Problem to solve: Gather, from the listing beneath this task, every line holding the string "Mean".

** Begin Provided data **

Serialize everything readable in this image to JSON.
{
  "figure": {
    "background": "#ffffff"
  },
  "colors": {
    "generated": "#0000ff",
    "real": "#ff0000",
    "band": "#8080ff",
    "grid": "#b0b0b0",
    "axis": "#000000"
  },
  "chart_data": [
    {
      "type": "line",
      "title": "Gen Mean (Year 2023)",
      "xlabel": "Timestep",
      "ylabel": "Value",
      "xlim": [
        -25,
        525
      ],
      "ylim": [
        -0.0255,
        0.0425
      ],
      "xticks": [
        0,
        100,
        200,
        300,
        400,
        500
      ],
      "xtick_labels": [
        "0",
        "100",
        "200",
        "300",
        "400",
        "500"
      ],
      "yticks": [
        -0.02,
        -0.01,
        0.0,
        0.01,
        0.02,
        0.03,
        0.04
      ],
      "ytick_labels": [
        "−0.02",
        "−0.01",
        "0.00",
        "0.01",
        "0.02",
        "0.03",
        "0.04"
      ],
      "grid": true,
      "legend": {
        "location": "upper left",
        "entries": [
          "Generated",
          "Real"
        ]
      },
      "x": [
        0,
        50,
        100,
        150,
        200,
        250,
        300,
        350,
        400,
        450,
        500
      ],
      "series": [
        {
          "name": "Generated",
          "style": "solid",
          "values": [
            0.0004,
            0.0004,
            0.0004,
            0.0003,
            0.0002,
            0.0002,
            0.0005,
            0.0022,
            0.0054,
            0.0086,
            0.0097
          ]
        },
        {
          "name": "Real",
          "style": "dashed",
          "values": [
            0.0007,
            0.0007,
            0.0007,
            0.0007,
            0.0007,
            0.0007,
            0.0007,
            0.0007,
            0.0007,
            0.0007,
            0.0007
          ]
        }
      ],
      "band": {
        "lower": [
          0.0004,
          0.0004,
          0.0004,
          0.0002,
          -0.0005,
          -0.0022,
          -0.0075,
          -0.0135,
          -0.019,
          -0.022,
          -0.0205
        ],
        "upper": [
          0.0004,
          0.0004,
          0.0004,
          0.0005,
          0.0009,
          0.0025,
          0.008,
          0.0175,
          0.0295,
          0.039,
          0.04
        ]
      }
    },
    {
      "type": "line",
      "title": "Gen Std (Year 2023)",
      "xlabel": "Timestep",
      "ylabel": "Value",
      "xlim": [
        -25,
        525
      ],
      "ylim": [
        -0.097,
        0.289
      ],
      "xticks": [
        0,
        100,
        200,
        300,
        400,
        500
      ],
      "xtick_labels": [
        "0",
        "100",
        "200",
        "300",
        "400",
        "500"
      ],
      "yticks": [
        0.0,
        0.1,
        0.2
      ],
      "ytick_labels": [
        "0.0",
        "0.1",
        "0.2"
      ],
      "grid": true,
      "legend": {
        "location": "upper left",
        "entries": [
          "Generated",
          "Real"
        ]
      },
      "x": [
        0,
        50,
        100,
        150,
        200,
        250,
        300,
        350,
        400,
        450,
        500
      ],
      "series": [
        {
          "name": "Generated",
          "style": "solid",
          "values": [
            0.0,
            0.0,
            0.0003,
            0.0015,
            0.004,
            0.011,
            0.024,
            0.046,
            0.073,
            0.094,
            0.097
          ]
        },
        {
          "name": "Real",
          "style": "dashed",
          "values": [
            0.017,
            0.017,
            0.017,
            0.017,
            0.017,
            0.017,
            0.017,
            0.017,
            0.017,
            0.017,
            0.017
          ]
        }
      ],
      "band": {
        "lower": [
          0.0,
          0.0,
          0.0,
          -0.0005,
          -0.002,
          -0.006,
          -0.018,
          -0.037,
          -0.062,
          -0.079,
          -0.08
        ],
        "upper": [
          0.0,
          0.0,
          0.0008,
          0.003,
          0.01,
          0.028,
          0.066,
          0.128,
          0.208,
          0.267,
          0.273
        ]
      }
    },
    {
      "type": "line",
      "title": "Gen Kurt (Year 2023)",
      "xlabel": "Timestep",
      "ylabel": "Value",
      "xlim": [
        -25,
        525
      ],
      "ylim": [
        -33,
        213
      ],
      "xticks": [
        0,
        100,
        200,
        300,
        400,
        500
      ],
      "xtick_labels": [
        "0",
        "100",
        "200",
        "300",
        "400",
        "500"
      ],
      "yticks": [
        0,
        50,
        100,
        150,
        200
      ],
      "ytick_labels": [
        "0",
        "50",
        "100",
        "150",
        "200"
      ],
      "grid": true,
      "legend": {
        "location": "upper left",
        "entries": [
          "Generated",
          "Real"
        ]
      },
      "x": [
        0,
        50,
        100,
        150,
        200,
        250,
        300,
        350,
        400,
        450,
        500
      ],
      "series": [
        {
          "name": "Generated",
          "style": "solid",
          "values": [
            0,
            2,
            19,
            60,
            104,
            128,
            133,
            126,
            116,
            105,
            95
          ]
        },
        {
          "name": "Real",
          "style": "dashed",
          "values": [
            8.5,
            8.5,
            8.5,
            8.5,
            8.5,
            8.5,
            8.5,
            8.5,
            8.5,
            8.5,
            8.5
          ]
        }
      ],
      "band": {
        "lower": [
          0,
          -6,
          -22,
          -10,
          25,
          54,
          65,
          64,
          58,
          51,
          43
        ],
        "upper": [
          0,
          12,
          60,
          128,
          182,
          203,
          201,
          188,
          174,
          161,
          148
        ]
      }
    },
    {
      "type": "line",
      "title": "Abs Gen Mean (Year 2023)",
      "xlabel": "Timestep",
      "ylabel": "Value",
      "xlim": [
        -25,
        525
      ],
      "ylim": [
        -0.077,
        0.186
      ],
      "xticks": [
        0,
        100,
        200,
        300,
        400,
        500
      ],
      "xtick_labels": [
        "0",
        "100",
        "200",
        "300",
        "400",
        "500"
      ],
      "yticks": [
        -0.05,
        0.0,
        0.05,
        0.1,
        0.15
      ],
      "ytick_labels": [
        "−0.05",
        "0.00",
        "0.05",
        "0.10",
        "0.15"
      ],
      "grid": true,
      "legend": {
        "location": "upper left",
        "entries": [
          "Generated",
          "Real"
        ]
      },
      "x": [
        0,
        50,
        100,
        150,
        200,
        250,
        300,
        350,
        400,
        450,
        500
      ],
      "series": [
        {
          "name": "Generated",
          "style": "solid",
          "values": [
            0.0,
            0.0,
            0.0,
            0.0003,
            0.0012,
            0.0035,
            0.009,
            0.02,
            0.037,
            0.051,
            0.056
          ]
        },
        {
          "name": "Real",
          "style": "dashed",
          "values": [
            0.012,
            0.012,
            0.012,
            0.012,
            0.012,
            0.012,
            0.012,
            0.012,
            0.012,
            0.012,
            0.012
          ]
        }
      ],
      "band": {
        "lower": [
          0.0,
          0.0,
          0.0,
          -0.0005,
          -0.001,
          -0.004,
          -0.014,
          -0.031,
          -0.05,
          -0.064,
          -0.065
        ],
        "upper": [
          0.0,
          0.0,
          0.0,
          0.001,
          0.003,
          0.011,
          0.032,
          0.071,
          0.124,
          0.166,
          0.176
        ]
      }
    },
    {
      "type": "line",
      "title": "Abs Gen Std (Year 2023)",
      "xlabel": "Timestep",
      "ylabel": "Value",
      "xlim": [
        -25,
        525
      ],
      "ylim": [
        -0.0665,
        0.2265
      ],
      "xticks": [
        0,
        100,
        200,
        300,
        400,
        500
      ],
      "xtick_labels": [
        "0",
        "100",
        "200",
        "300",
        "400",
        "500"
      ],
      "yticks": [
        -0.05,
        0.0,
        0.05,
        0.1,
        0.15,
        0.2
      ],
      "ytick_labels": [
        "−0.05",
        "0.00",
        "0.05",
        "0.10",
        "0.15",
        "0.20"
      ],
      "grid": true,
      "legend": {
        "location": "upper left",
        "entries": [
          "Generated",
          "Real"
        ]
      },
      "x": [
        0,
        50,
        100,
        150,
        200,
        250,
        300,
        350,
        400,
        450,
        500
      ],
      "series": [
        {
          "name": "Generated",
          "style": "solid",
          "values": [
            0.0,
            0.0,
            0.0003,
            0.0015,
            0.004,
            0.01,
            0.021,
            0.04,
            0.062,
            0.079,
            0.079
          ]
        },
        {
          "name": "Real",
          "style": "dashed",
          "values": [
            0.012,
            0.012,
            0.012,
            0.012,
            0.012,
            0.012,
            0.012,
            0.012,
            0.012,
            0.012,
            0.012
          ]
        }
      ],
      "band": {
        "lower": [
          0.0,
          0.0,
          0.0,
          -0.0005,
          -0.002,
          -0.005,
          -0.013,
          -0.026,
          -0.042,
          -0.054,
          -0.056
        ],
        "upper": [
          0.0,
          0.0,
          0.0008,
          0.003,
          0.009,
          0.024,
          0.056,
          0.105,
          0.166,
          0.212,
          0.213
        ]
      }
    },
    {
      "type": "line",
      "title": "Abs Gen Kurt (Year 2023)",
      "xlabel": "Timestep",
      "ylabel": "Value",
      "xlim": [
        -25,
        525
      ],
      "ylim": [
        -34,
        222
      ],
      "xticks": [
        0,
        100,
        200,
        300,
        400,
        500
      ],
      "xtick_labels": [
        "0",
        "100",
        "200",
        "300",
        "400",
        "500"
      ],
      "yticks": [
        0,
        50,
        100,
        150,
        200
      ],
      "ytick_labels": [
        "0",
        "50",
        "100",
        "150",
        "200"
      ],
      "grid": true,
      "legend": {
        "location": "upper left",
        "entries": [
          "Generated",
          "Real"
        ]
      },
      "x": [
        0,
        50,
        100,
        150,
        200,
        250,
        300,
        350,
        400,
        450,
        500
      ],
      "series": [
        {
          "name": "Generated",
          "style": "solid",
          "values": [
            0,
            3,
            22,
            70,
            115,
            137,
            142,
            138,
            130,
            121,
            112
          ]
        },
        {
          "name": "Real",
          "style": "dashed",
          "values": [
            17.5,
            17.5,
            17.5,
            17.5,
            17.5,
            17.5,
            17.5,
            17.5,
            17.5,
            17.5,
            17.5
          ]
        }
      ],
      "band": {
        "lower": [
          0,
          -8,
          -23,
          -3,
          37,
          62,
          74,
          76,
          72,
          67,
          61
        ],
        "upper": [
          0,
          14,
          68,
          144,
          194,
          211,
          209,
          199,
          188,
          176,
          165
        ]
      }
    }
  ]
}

** End Provided data **

Task solution:
      "title": "Gen Mean (Year 2023)",
      "title": "Abs Gen Mean (Year 2023)",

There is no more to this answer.